:: Data supplied ::

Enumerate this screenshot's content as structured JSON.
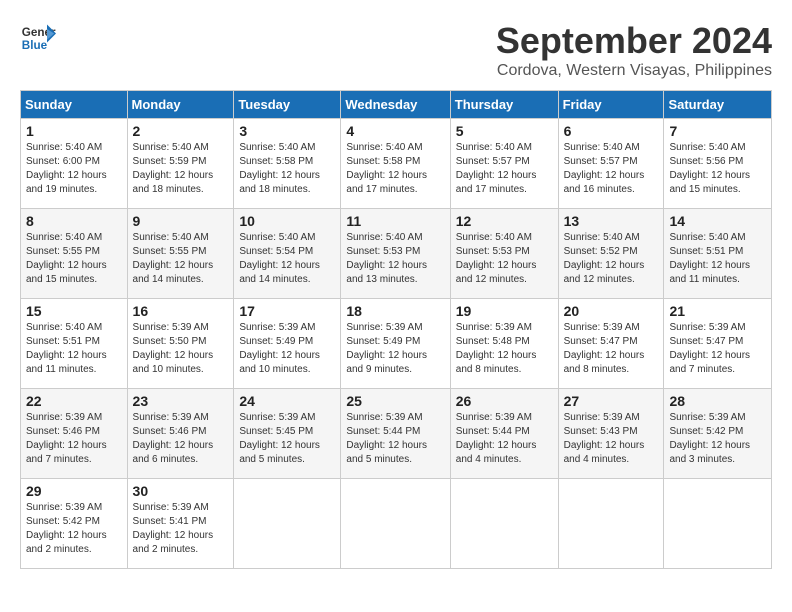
{
  "logo": {
    "line1": "General",
    "line2": "Blue"
  },
  "title": "September 2024",
  "subtitle": "Cordova, Western Visayas, Philippines",
  "days_of_week": [
    "Sunday",
    "Monday",
    "Tuesday",
    "Wednesday",
    "Thursday",
    "Friday",
    "Saturday"
  ],
  "weeks": [
    [
      {
        "num": "1",
        "sunrise": "5:40 AM",
        "sunset": "6:00 PM",
        "daylight": "12 hours and 19 minutes."
      },
      {
        "num": "2",
        "sunrise": "5:40 AM",
        "sunset": "5:59 PM",
        "daylight": "12 hours and 18 minutes."
      },
      {
        "num": "3",
        "sunrise": "5:40 AM",
        "sunset": "5:58 PM",
        "daylight": "12 hours and 18 minutes."
      },
      {
        "num": "4",
        "sunrise": "5:40 AM",
        "sunset": "5:58 PM",
        "daylight": "12 hours and 17 minutes."
      },
      {
        "num": "5",
        "sunrise": "5:40 AM",
        "sunset": "5:57 PM",
        "daylight": "12 hours and 17 minutes."
      },
      {
        "num": "6",
        "sunrise": "5:40 AM",
        "sunset": "5:57 PM",
        "daylight": "12 hours and 16 minutes."
      },
      {
        "num": "7",
        "sunrise": "5:40 AM",
        "sunset": "5:56 PM",
        "daylight": "12 hours and 15 minutes."
      }
    ],
    [
      {
        "num": "8",
        "sunrise": "5:40 AM",
        "sunset": "5:55 PM",
        "daylight": "12 hours and 15 minutes."
      },
      {
        "num": "9",
        "sunrise": "5:40 AM",
        "sunset": "5:55 PM",
        "daylight": "12 hours and 14 minutes."
      },
      {
        "num": "10",
        "sunrise": "5:40 AM",
        "sunset": "5:54 PM",
        "daylight": "12 hours and 14 minutes."
      },
      {
        "num": "11",
        "sunrise": "5:40 AM",
        "sunset": "5:53 PM",
        "daylight": "12 hours and 13 minutes."
      },
      {
        "num": "12",
        "sunrise": "5:40 AM",
        "sunset": "5:53 PM",
        "daylight": "12 hours and 12 minutes."
      },
      {
        "num": "13",
        "sunrise": "5:40 AM",
        "sunset": "5:52 PM",
        "daylight": "12 hours and 12 minutes."
      },
      {
        "num": "14",
        "sunrise": "5:40 AM",
        "sunset": "5:51 PM",
        "daylight": "12 hours and 11 minutes."
      }
    ],
    [
      {
        "num": "15",
        "sunrise": "5:40 AM",
        "sunset": "5:51 PM",
        "daylight": "12 hours and 11 minutes."
      },
      {
        "num": "16",
        "sunrise": "5:39 AM",
        "sunset": "5:50 PM",
        "daylight": "12 hours and 10 minutes."
      },
      {
        "num": "17",
        "sunrise": "5:39 AM",
        "sunset": "5:49 PM",
        "daylight": "12 hours and 10 minutes."
      },
      {
        "num": "18",
        "sunrise": "5:39 AM",
        "sunset": "5:49 PM",
        "daylight": "12 hours and 9 minutes."
      },
      {
        "num": "19",
        "sunrise": "5:39 AM",
        "sunset": "5:48 PM",
        "daylight": "12 hours and 8 minutes."
      },
      {
        "num": "20",
        "sunrise": "5:39 AM",
        "sunset": "5:47 PM",
        "daylight": "12 hours and 8 minutes."
      },
      {
        "num": "21",
        "sunrise": "5:39 AM",
        "sunset": "5:47 PM",
        "daylight": "12 hours and 7 minutes."
      }
    ],
    [
      {
        "num": "22",
        "sunrise": "5:39 AM",
        "sunset": "5:46 PM",
        "daylight": "12 hours and 7 minutes."
      },
      {
        "num": "23",
        "sunrise": "5:39 AM",
        "sunset": "5:46 PM",
        "daylight": "12 hours and 6 minutes."
      },
      {
        "num": "24",
        "sunrise": "5:39 AM",
        "sunset": "5:45 PM",
        "daylight": "12 hours and 5 minutes."
      },
      {
        "num": "25",
        "sunrise": "5:39 AM",
        "sunset": "5:44 PM",
        "daylight": "12 hours and 5 minutes."
      },
      {
        "num": "26",
        "sunrise": "5:39 AM",
        "sunset": "5:44 PM",
        "daylight": "12 hours and 4 minutes."
      },
      {
        "num": "27",
        "sunrise": "5:39 AM",
        "sunset": "5:43 PM",
        "daylight": "12 hours and 4 minutes."
      },
      {
        "num": "28",
        "sunrise": "5:39 AM",
        "sunset": "5:42 PM",
        "daylight": "12 hours and 3 minutes."
      }
    ],
    [
      {
        "num": "29",
        "sunrise": "5:39 AM",
        "sunset": "5:42 PM",
        "daylight": "12 hours and 2 minutes."
      },
      {
        "num": "30",
        "sunrise": "5:39 AM",
        "sunset": "5:41 PM",
        "daylight": "12 hours and 2 minutes."
      },
      null,
      null,
      null,
      null,
      null
    ]
  ]
}
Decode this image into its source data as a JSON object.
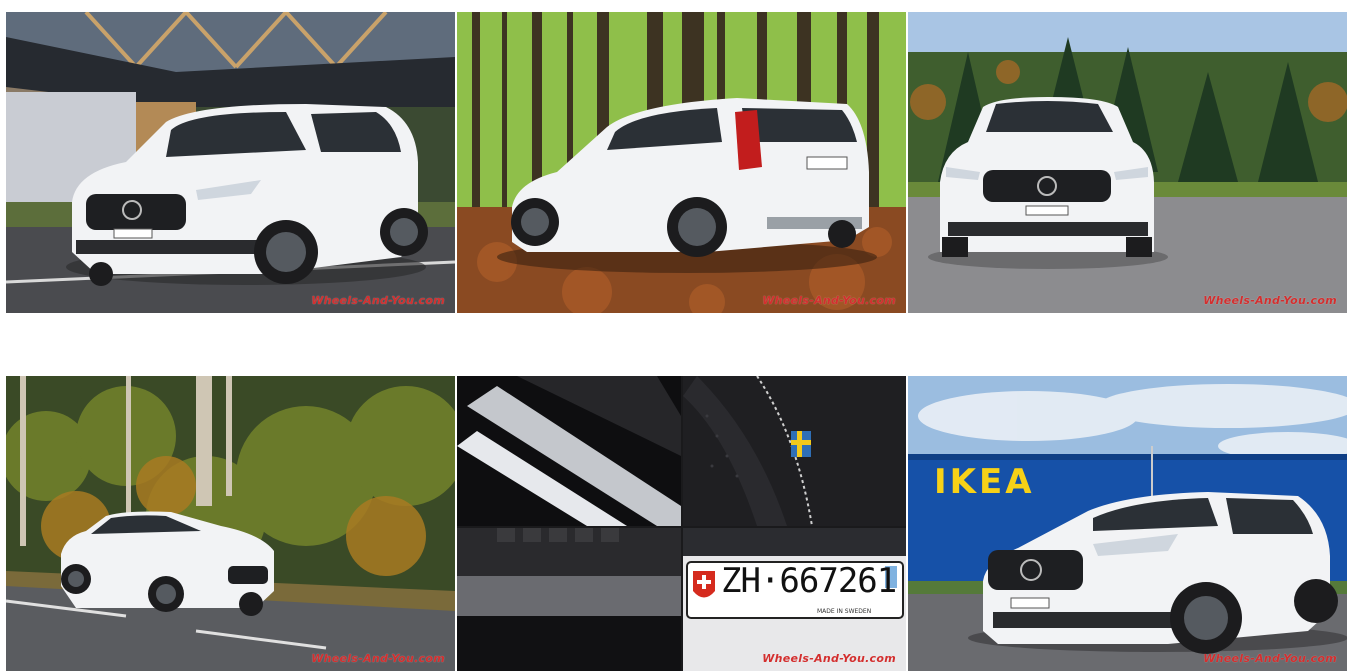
{
  "gallery": {
    "photos": [
      {
        "subject": "white-suv-front-three-quarter-modern-building",
        "watermark": "Wheels-And-You.com"
      },
      {
        "subject": "white-suv-rear-three-quarter-forest",
        "watermark": "Wheels-And-You.com"
      },
      {
        "subject": "white-suv-front-view-parking-lot",
        "watermark": "Wheels-And-You.com"
      },
      {
        "subject": "white-suv-driving-road-autumn-trees",
        "watermark": "Wheels-And-You.com"
      },
      {
        "subject": "interior-detail-collage",
        "watermark": "Wheels-And-You.com",
        "plate_text": "ZH·667261",
        "plate_small": "MADE IN SWEDEN"
      },
      {
        "subject": "white-suv-in-front-of-store",
        "watermark": "Wheels-And-You.com",
        "sign_text": "IKEA"
      }
    ]
  },
  "colors": {
    "car_white": "#f2f3f5",
    "watermark_red": "#d32f2f",
    "ikea_blue": "#1651a8",
    "ikea_yellow": "#f7d117"
  }
}
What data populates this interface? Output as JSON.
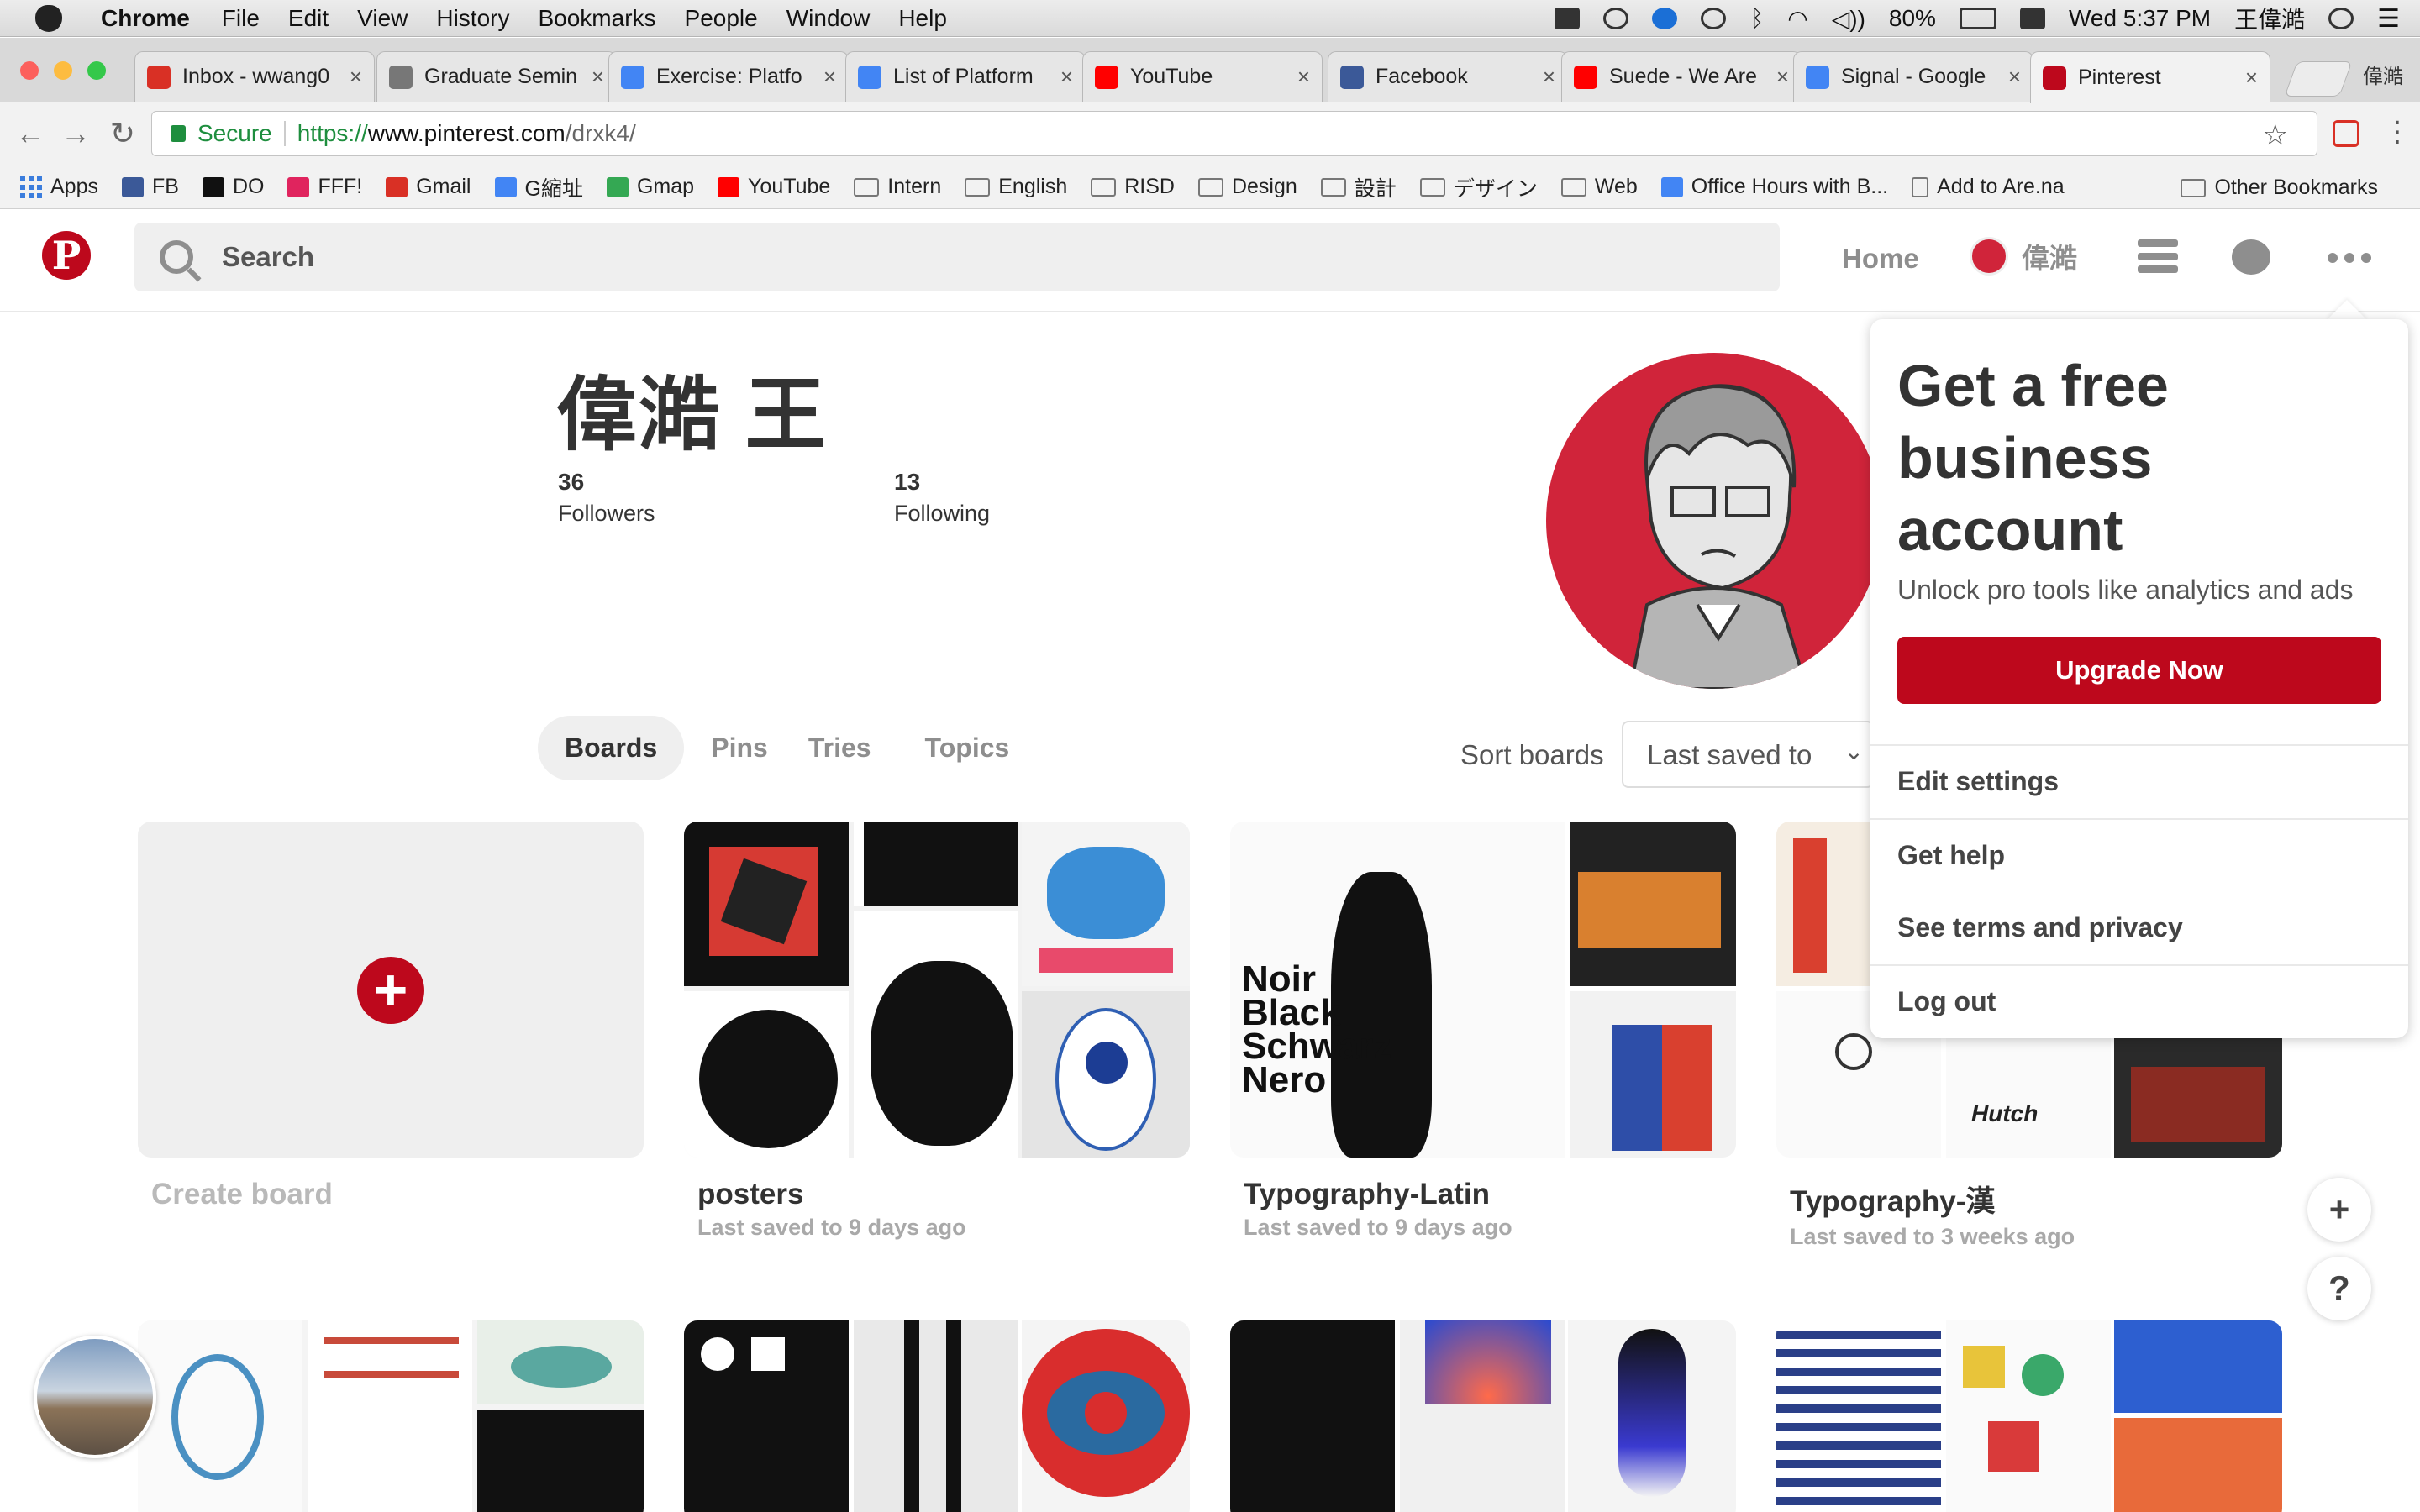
{
  "menubar": {
    "items": [
      "Chrome",
      "File",
      "Edit",
      "View",
      "History",
      "Bookmarks",
      "People",
      "Window",
      "Help"
    ],
    "battery": "80%",
    "clock": "Wed 5:37 PM",
    "user": "王偉澔"
  },
  "tabs": [
    {
      "title": "Inbox - wwang0",
      "icon": "gmail-icon",
      "color": "#d93025"
    },
    {
      "title": "Graduate Semin",
      "icon": "chat-bubble-icon",
      "color": "#777777"
    },
    {
      "title": "Exercise: Platfo",
      "icon": "docs-icon",
      "color": "#4285f4"
    },
    {
      "title": "List of Platform",
      "icon": "docs-icon",
      "color": "#4285f4"
    },
    {
      "title": "YouTube",
      "icon": "youtube-icon",
      "color": "#ff0000"
    },
    {
      "title": "Facebook",
      "icon": "facebook-icon",
      "color": "#3b5998"
    },
    {
      "title": "Suede - We Are",
      "icon": "youtube-icon",
      "color": "#ff0000"
    },
    {
      "title": "Signal - Google",
      "icon": "google-icon",
      "color": "#4285f4"
    },
    {
      "title": "Pinterest",
      "icon": "pinterest-icon",
      "color": "#bd081c"
    }
  ],
  "profile_badge": "偉澔",
  "toolbar": {
    "secure": "Secure",
    "url_scheme": "https://",
    "url_host": "www.pinterest.com",
    "url_path": "/drxk4/"
  },
  "bookmarks": {
    "items": [
      {
        "label": "Apps",
        "type": "apps"
      },
      {
        "label": "FB",
        "type": "site",
        "color": "#3b5998"
      },
      {
        "label": "DO",
        "type": "site",
        "color": "#111111"
      },
      {
        "label": "FFF!",
        "type": "site",
        "color": "#e0245e"
      },
      {
        "label": "Gmail",
        "type": "site",
        "color": "#d93025"
      },
      {
        "label": "G縮址",
        "type": "site",
        "color": "#4285f4"
      },
      {
        "label": "Gmap",
        "type": "site",
        "color": "#34a853"
      },
      {
        "label": "YouTube",
        "type": "site",
        "color": "#ff0000"
      },
      {
        "label": "Intern",
        "type": "folder"
      },
      {
        "label": "English",
        "type": "folder"
      },
      {
        "label": "RISD",
        "type": "folder"
      },
      {
        "label": "Design",
        "type": "folder"
      },
      {
        "label": "設計",
        "type": "folder"
      },
      {
        "label": "デザイン",
        "type": "folder"
      },
      {
        "label": "Web",
        "type": "folder"
      },
      {
        "label": "Office Hours with B...",
        "type": "site",
        "color": "#4285f4"
      },
      {
        "label": "Add to Are.na",
        "type": "page"
      }
    ],
    "other": "Other Bookmarks"
  },
  "pinterest": {
    "search_placeholder": "Search",
    "nav_home": "Home",
    "nav_user": "偉澔",
    "brand_color": "#bd081c"
  },
  "profile": {
    "name": "偉澔 王",
    "followers_count": "36",
    "followers_label": "Followers",
    "following_count": "13",
    "following_label": "Following"
  },
  "profile_tabs": [
    "Boards",
    "Pins",
    "Tries",
    "Topics"
  ],
  "sort": {
    "label": "Sort boards",
    "value": "Last saved to"
  },
  "boards": [
    {
      "title": "Create board",
      "subtitle": ""
    },
    {
      "title": "posters",
      "subtitle": "Last saved to 9 days ago"
    },
    {
      "title": "Typography-Latin",
      "subtitle": "Last saved to 9 days ago"
    },
    {
      "title": "Typography-漢",
      "subtitle": "Last saved to 3 weeks ago"
    }
  ],
  "cover_text": {
    "noir": [
      "Noir",
      "Black",
      "Schwarz",
      "Nero"
    ],
    "hatch": "Hutch"
  },
  "dropdown": {
    "title": "Get a free business account",
    "subtitle": "Unlock pro tools like analytics and ads",
    "button": "Upgrade Now",
    "items": [
      "Edit settings",
      "Get help",
      "See terms and privacy",
      "Log out"
    ]
  },
  "fab": {
    "plus": "+",
    "help": "?"
  }
}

:::

→ Work instructions:
Identify every line above with the string "Typography" in it. Copy those lines.

→ Full response:
      "title": "Typography-Latin",
      "title": "Typography-漢",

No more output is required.